BEGIN Input rows
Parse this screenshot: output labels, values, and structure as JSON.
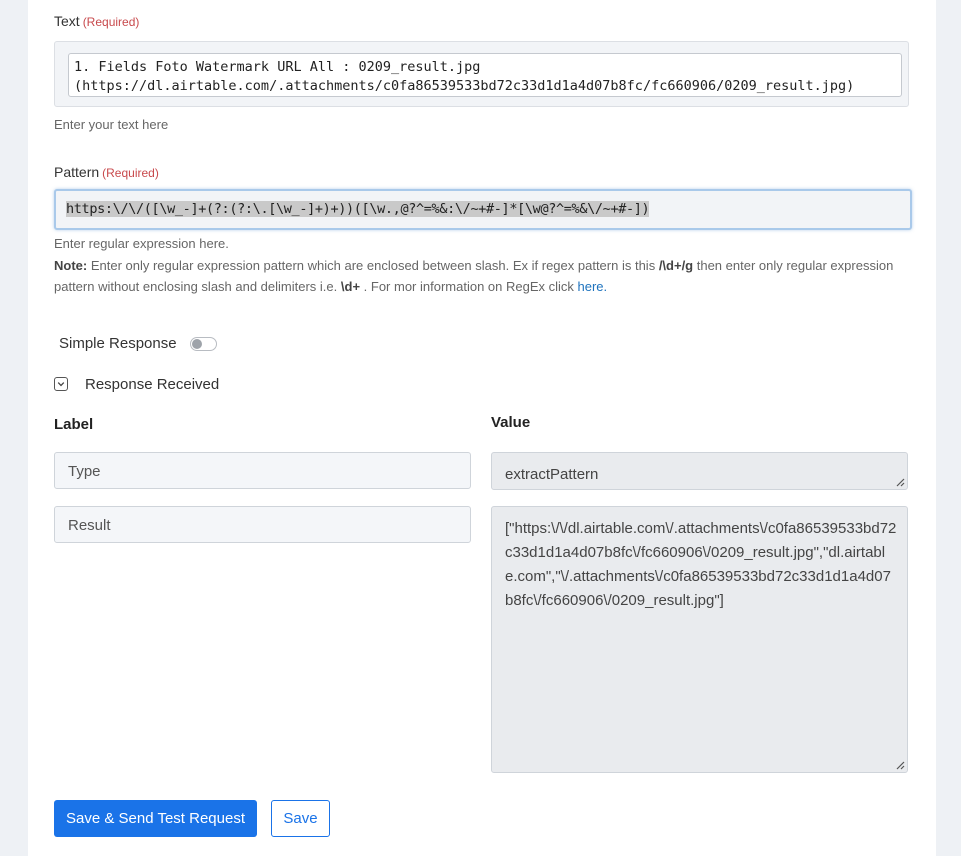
{
  "text_field": {
    "label": "Text",
    "required": "(Required)",
    "value_line1": "1. Fields Foto Watermark URL All : 0209_result.jpg",
    "value_line2": "(https://dl.airtable.com/.attachments/c0fa86539533bd72c33d1d1a4d07b8fc/fc660906/0209_result.jpg)",
    "help": "Enter your text here"
  },
  "pattern_field": {
    "label": "Pattern",
    "required": "(Required)",
    "value": "https:\\/\\/([\\w_-]+(?:(?:\\.[\\w_-]+)+))([\\w.,@?^=%&:\\/~+#-]*[\\w@?^=%&\\/~+#-])",
    "help": "Enter regular expression here.",
    "note_label": "Note:",
    "note_text1": " Enter only regular expression pattern which are enclosed between slash. Ex if regex pattern is this ",
    "note_example": "/\\d+/g",
    "note_text2": " then enter only regular expression pattern without enclosing slash and delimiters i.e. ",
    "note_example2": "\\d+",
    "note_text3": " . For mor information on RegEx click ",
    "note_link": "here."
  },
  "simple_response": {
    "label": "Simple Response",
    "enabled": false
  },
  "response_received": {
    "label": "Response Received"
  },
  "table": {
    "label_header": "Label",
    "value_header": "Value",
    "rows": [
      {
        "label": "Type",
        "value": "extractPattern"
      },
      {
        "label": "Result",
        "value": "[\"https:\\/\\/dl.airtable.com\\/.attachments\\/c0fa86539533bd72c33d1d1a4d07b8fc\\/fc660906\\/0209_result.jpg\",\"dl.airtable.com\",\"\\/.attachments\\/c0fa86539533bd72c33d1d1a4d07b8fc\\/fc660906\\/0209_result.jpg\"]"
      }
    ]
  },
  "buttons": {
    "save_send": "Save & Send Test Request",
    "save": "Save"
  },
  "colors": {
    "primary": "#1a73e8",
    "required": "#c8494c",
    "focus_border": "#a9c9ea"
  }
}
END Input rows
→ Task requirements:
Copy each line above where the string "regular" occurs.

→ Correct answer:
    "help": "Enter regular expression here.",
    "note_text1": " Enter only regular expression pattern which are enclosed between slash. Ex if regex pattern is this ",
    "note_text2": " then enter only regular expression pattern without enclosing slash and delimiters i.e. ",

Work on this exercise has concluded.